- **Task prompt**: Copy each line of the records that holds the string "What".

Start Recorded information

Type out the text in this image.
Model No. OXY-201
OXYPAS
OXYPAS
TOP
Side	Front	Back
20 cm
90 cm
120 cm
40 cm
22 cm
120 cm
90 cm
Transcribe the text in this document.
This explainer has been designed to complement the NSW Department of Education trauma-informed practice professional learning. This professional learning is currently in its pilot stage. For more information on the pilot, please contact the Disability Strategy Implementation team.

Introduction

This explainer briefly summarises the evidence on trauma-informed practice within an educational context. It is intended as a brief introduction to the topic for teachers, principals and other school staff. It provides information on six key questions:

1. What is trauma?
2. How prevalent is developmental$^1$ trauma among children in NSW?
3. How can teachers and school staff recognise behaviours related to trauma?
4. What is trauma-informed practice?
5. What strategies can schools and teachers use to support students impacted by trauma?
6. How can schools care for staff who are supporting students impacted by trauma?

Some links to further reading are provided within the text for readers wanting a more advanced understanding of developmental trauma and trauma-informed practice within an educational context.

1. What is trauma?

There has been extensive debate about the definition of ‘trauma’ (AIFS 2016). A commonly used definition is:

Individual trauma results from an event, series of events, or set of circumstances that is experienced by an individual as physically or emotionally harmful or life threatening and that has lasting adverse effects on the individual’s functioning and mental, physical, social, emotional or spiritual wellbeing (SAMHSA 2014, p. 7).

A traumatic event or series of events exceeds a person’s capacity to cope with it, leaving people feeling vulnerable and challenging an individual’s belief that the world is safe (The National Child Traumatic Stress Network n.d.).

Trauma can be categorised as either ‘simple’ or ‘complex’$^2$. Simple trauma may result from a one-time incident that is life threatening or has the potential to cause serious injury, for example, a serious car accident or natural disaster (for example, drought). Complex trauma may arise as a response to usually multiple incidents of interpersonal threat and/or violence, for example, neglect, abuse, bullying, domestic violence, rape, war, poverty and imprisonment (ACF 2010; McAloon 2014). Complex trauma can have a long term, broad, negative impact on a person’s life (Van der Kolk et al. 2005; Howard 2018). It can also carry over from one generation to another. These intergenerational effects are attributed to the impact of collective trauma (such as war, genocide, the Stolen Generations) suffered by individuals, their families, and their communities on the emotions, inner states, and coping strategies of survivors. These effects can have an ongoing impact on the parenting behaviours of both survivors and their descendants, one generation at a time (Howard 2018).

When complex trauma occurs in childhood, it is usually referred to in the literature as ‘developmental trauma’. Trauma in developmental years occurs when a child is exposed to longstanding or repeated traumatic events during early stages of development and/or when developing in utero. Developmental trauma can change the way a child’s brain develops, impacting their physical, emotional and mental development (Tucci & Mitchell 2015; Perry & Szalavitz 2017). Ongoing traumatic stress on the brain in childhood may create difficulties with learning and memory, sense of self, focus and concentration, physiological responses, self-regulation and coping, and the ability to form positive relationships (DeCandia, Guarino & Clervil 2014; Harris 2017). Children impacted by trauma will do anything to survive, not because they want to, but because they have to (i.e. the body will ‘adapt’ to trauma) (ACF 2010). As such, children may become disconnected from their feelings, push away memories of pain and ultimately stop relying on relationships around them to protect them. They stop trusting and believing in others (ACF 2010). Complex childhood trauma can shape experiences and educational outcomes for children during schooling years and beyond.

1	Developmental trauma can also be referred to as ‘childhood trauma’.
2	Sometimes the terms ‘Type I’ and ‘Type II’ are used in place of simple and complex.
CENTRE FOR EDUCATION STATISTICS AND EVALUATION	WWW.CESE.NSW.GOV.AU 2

End Recorded information

- **The solution**:
1. What is trauma?
4. What is trauma-informed practice?
5. What strategies can schools and teachers use to support students impacted by trauma?
1. What is trauma?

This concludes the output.